=== Extract to read ===
[R] Problem in log
R. Michael Weylandt <michael.weylandt@gmail.com>
michael.weylandt at gmail.com
Wed Nov 30 13:34:30 CET 2011
I'd suggest you do some leg-work and figure out why you are getting values >1. If your algorithm is motivated by some approximation then a min() or pmin() *might* be the right fix, but if there are no approximations you may need to start debugging properly to see why you are getting an out of bounds value.
Since there's no random number generation involved, I'd hesitate to just throw out the result without knowing its source. Also keep in mind the limitations of floating point arithmetic if you expect alpha*d^beta to be small.
=== Items ===
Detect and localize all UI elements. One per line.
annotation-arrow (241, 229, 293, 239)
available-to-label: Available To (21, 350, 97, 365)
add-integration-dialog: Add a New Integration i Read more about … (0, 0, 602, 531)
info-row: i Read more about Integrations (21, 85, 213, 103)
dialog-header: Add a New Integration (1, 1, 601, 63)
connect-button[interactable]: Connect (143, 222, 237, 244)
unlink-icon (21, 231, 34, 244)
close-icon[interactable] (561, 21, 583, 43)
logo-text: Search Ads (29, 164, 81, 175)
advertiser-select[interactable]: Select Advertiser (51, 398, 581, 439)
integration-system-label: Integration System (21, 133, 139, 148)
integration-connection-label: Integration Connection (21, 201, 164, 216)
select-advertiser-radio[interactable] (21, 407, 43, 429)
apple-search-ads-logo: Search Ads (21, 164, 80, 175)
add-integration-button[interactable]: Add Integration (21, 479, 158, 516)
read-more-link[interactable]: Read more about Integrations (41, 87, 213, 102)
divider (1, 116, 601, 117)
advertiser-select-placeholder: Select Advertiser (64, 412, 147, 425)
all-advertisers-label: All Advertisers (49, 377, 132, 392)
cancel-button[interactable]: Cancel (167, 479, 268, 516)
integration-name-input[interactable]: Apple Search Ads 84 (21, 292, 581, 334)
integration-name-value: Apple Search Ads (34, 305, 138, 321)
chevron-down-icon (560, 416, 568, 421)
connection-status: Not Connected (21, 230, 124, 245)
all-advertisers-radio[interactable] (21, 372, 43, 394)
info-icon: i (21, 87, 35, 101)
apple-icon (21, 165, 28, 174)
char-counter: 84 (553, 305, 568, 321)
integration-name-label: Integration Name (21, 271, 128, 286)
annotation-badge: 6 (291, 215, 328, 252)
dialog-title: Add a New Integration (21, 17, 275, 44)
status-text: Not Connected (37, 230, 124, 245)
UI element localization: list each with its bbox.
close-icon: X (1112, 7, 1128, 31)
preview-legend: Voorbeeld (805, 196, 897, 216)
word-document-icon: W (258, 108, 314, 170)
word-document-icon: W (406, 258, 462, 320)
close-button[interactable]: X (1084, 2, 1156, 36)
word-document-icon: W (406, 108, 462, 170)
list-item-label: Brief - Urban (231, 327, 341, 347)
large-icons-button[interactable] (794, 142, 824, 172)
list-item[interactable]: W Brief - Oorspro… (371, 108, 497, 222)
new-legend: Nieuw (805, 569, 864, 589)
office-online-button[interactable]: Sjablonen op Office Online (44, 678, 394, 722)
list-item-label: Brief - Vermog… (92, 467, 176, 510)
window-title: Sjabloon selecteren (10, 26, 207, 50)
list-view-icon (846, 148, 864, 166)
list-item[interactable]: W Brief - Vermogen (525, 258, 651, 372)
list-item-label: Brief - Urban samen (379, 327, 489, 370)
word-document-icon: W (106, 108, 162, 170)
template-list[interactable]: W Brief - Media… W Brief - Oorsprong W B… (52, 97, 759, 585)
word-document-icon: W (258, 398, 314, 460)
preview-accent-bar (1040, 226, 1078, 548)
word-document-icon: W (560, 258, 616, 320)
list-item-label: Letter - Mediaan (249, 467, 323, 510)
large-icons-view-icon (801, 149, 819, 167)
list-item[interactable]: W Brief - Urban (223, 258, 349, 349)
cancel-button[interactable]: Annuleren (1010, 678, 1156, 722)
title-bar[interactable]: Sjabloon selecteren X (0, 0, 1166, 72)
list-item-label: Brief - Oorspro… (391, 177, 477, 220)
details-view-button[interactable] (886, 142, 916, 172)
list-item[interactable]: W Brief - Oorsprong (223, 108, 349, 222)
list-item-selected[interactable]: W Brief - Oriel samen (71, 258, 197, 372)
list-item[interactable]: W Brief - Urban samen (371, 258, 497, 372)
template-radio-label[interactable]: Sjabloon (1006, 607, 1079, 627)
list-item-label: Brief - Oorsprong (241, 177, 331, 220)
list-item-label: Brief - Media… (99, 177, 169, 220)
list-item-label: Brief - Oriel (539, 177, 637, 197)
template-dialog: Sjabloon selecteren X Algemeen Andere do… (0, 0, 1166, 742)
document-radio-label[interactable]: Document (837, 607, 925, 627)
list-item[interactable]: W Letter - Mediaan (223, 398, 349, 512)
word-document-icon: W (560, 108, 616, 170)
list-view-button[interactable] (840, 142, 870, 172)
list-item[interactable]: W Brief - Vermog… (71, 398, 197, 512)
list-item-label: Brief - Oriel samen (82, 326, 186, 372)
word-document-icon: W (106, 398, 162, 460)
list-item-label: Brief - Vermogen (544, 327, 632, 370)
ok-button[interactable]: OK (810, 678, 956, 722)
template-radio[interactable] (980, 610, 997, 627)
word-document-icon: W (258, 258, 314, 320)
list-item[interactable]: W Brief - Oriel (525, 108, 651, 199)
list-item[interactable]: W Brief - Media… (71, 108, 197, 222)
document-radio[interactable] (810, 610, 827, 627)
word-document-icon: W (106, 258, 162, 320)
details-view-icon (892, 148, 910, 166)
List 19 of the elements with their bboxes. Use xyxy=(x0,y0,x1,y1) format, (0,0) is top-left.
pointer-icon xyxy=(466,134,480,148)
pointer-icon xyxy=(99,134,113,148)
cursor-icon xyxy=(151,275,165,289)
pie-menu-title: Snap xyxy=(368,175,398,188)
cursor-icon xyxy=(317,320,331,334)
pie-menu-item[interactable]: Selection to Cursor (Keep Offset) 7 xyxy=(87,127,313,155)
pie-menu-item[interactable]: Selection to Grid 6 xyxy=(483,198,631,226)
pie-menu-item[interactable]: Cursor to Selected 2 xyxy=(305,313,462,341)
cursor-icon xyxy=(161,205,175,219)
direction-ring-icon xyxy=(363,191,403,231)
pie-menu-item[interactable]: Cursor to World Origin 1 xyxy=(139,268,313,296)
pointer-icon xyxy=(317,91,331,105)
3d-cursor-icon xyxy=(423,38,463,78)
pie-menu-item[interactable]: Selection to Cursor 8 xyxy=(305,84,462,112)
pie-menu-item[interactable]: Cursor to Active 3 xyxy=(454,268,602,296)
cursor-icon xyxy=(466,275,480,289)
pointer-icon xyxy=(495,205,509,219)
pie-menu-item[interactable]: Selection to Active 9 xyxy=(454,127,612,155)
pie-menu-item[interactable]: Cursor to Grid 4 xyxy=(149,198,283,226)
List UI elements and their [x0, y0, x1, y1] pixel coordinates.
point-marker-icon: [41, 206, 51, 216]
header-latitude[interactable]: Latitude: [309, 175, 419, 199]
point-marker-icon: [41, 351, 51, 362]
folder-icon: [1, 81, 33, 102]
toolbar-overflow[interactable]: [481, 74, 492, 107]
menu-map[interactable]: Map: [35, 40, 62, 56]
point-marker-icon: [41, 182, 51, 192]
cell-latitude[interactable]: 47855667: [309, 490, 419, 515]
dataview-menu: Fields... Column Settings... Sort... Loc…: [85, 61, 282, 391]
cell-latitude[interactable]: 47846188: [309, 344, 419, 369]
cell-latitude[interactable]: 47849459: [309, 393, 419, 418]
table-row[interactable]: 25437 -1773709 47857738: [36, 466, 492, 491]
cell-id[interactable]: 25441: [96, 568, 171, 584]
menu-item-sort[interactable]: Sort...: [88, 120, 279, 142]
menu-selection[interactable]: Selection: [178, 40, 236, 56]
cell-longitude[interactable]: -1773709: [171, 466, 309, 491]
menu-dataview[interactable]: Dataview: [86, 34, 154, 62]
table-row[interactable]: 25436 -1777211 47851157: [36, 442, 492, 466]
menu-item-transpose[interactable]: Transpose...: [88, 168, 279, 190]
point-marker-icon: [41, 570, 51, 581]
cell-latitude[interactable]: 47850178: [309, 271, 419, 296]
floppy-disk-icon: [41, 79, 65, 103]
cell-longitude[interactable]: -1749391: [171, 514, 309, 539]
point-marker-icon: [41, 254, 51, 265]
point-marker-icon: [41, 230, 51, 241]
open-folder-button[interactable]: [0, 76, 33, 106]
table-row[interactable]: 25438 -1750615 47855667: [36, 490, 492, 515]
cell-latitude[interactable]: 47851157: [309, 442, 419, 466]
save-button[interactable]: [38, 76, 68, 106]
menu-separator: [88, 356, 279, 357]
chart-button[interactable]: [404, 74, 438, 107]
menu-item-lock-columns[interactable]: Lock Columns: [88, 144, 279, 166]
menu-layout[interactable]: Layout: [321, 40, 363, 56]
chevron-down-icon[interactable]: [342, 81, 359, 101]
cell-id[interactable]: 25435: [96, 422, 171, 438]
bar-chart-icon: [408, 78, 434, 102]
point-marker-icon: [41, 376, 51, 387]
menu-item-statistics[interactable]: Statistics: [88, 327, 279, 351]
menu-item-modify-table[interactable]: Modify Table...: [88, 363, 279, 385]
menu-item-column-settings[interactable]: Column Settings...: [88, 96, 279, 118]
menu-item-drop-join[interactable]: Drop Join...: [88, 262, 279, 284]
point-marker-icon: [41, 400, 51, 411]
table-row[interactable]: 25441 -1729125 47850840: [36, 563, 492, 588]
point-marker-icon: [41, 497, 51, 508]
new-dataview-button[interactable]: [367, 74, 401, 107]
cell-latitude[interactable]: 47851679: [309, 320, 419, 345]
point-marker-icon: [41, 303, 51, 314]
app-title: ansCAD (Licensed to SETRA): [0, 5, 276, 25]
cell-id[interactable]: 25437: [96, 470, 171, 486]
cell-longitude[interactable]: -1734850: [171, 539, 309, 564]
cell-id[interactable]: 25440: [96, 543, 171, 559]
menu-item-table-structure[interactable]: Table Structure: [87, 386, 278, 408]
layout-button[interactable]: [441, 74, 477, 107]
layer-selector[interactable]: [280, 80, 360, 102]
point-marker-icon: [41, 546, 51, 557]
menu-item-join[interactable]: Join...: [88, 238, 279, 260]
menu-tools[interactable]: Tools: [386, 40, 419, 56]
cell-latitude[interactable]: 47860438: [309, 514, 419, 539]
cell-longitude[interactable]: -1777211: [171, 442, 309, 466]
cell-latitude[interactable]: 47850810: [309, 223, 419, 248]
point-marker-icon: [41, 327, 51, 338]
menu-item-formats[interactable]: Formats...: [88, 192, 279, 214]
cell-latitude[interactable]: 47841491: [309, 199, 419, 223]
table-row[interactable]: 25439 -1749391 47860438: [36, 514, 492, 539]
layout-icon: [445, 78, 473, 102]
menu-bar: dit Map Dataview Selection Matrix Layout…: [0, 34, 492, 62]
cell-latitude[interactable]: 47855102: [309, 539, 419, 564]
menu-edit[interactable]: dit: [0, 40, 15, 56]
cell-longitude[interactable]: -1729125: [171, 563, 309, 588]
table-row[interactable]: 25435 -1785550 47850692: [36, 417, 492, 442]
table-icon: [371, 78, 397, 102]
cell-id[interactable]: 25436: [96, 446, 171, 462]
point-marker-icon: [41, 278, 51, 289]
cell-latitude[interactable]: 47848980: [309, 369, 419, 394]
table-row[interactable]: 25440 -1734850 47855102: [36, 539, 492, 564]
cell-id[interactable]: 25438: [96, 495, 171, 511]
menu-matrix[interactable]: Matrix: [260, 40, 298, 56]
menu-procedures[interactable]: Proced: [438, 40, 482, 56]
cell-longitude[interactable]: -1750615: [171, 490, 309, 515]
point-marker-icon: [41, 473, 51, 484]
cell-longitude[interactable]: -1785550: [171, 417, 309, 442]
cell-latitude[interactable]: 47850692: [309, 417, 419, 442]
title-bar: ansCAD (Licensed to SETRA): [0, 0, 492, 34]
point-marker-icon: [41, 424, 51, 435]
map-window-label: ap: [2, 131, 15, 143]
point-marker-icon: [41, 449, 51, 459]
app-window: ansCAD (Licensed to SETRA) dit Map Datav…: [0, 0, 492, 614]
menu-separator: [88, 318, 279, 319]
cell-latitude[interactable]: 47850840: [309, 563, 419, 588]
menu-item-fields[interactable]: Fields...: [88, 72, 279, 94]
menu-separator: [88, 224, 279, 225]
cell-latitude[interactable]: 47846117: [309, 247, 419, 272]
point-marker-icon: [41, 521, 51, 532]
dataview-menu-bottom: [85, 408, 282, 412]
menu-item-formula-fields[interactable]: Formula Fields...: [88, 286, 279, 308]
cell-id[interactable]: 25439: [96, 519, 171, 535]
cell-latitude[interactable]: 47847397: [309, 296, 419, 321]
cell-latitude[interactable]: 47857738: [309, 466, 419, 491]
===
▸ **Problem set**
**A.** Answer these about the mailing-list reply on the log problem:
(i) Which two functions does the reply name as a possible fix?
(ii) What kind of generation does the reply say is not involved?
(iii) Which expression might be expected to be small?
**B.** Please write what comes next in the mailing-list reply on the log problem, continuing after its last sentence.

▸ **Final answers**
**A.**
(i) min() and pmin()
(ii) Random number generation
(iii) alpha*d^beta

**B.**
Michael
On Nov 29, 2011, at 6:58 PM, Sarah Goslee <sarah.goslee at gmail.com> wrote:
> On Tue, Nov 29, 2011 at 6:55 PM, Gyanendra Pokharel
> <gyanendra.pokharel at gmail.com> wrote:
>> yes, log of negative number is undefined and R also do the same and produces
>> NaNs. Here I want to reject the value of exp(-alpha*d^(-beta)) when greater
>> than 1, and want to run the loop otherwise.
>> Thanks
>
> Then just add another if() statement checking for that condition.
>
>> On Tue, Nov 29, 2011 at 6:48 PM, Sarah Goslee <sarah.goslee at gmail.com>
>> wrote:
>>>
>>>> Here p[i] <- 1 - exp(-alpha*d^(-beta))> so, log(p[i]) produces NaNs
>>>> when exp(-alpha*d^(-beta)) is greater than 1.> How can I remove it.After
>>>> generating the out put we can omit it, but the> problem is different.
>>>
>>> Wait... you're complaining that you can't take the natural log of a
>>> negative
>>> number in R?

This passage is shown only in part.